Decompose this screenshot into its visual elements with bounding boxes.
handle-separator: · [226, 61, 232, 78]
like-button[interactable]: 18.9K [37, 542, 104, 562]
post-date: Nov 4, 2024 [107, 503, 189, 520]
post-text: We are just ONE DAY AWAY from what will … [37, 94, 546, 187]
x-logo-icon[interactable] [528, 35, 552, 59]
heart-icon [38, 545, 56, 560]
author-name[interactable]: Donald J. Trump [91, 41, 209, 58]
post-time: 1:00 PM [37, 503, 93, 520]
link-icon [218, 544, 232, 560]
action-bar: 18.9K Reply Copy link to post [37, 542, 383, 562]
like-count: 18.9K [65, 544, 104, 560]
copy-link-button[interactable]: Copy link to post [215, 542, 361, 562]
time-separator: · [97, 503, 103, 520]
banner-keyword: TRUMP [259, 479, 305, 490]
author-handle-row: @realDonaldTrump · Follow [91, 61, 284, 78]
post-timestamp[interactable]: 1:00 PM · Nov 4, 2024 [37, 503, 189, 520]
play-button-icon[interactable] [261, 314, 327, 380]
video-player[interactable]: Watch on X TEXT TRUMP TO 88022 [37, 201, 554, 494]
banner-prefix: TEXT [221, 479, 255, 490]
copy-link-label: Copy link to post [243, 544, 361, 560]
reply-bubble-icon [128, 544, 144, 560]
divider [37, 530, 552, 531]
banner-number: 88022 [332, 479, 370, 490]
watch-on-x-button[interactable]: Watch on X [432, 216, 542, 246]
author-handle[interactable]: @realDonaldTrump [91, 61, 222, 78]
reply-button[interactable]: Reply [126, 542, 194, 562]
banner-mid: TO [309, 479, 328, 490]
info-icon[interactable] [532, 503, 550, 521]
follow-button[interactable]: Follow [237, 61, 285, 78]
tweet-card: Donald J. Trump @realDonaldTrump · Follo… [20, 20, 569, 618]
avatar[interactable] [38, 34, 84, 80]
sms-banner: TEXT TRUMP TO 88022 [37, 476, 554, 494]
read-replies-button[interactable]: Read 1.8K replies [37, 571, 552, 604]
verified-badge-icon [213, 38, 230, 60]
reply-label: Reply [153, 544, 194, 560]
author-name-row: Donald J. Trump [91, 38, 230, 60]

:::

▶ STATED GOAL:
Write out every row above again, character for character, keeping the same order.

▶ THE RESULT:
Decompose this screenshot into its visual elements with bounding boxes.
handle-separator: · [226, 61, 232, 78]
like-button[interactable]: 18.9K [37, 542, 104, 562]
post-date: Nov 4, 2024 [107, 503, 189, 520]
post-text: We are just ONE DAY AWAY from what will … [37, 94, 546, 187]
x-logo-icon[interactable] [528, 35, 552, 59]
heart-icon [38, 545, 56, 560]
author-name[interactable]: Donald J. Trump [91, 41, 209, 58]
post-time: 1:00 PM [37, 503, 93, 520]
link-icon [218, 544, 232, 560]
action-bar: 18.9K Reply Copy link to post [37, 542, 383, 562]
like-count: 18.9K [65, 544, 104, 560]
copy-link-button[interactable]: Copy link to post [215, 542, 361, 562]
time-separator: · [97, 503, 103, 520]
banner-keyword: TRUMP [259, 479, 305, 490]
author-handle-row: @realDonaldTrump · Follow [91, 61, 284, 78]
post-timestamp[interactable]: 1:00 PM · Nov 4, 2024 [37, 503, 189, 520]
play-button-icon[interactable] [261, 314, 327, 380]
video-player[interactable]: Watch on X TEXT TRUMP TO 88022 [37, 201, 554, 494]
banner-prefix: TEXT [221, 479, 255, 490]
copy-link-label: Copy link to post [243, 544, 361, 560]
reply-bubble-icon [128, 544, 144, 560]
divider [37, 530, 552, 531]
banner-number: 88022 [332, 479, 370, 490]
watch-on-x-button[interactable]: Watch on X [432, 216, 542, 246]
author-handle[interactable]: @realDonaldTrump [91, 61, 222, 78]
reply-button[interactable]: Reply [126, 542, 194, 562]
banner-mid: TO [309, 479, 328, 490]
info-icon[interactable] [532, 503, 550, 521]
follow-button[interactable]: Follow [237, 61, 285, 78]
tweet-card: Donald J. Trump @realDonaldTrump · Follo… [20, 20, 569, 618]
avatar[interactable] [38, 34, 84, 80]
sms-banner: TEXT TRUMP TO 88022 [37, 476, 554, 494]
read-replies-button[interactable]: Read 1.8K replies [37, 571, 552, 604]
verified-badge-icon [213, 38, 230, 60]
reply-label: Reply [153, 544, 194, 560]
author-name-row: Donald J. Trump [91, 38, 230, 60]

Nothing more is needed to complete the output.